__Do this__
Restate the whole listing exactly.

# Supplied records start

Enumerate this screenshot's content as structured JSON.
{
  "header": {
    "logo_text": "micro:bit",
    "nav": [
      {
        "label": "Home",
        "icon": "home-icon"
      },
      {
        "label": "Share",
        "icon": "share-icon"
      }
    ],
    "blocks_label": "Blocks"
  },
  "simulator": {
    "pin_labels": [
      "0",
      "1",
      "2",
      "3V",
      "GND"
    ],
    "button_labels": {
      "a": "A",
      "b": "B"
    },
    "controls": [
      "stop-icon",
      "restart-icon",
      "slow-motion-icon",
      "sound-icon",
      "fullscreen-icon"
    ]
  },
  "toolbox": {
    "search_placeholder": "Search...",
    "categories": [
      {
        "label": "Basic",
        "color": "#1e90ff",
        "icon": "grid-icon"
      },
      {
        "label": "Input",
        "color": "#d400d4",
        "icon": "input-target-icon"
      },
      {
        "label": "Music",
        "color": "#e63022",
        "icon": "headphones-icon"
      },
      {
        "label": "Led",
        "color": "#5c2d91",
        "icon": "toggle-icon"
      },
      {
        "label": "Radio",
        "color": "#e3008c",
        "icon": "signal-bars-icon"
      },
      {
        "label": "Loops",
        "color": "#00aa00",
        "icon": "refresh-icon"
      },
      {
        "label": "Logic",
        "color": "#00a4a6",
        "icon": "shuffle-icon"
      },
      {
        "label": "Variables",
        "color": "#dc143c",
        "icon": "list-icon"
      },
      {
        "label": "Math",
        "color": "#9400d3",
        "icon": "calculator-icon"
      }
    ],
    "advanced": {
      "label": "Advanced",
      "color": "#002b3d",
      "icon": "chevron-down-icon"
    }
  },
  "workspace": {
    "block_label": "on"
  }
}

# Supplied records end

__The answer__
Enumerate this screenshot's content as structured JSON.
{
  "header": {
    "logo_text": "micro:bit",
    "nav": [
      {
        "label": "Home",
        "icon": "home-icon"
      },
      {
        "label": "Share",
        "icon": "share-icon"
      }
    ],
    "blocks_label": "Blocks"
  },
  "simulator": {
    "pin_labels": [
      "0",
      "1",
      "2",
      "3V",
      "GND"
    ],
    "button_labels": {
      "a": "A",
      "b": "B"
    },
    "controls": [
      "stop-icon",
      "restart-icon",
      "slow-motion-icon",
      "sound-icon",
      "fullscreen-icon"
    ]
  },
  "toolbox": {
    "search_placeholder": "Search...",
    "categories": [
      {
        "label": "Basic",
        "color": "#1e90ff",
        "icon": "grid-icon"
      },
      {
        "label": "Input",
        "color": "#d400d4",
        "icon": "input-target-icon"
      },
      {
        "label": "Music",
        "color": "#e63022",
        "icon": "headphones-icon"
      },
      {
        "label": "Led",
        "color": "#5c2d91",
        "icon": "toggle-icon"
      },
      {
        "label": "Radio",
        "color": "#e3008c",
        "icon": "signal-bars-icon"
      },
      {
        "label": "Loops",
        "color": "#00aa00",
        "icon": "refresh-icon"
      },
      {
        "label": "Logic",
        "color": "#00a4a6",
        "icon": "shuffle-icon"
      },
      {
        "label": "Variables",
        "color": "#dc143c",
        "icon": "list-icon"
      },
      {
        "label": "Math",
        "color": "#9400d3",
        "icon": "calculator-icon"
      }
    ],
    "advanced": {
      "label": "Advanced",
      "color": "#002b3d",
      "icon": "chevron-down-icon"
    }
  },
  "workspace": {
    "block_label": "on"
  }
}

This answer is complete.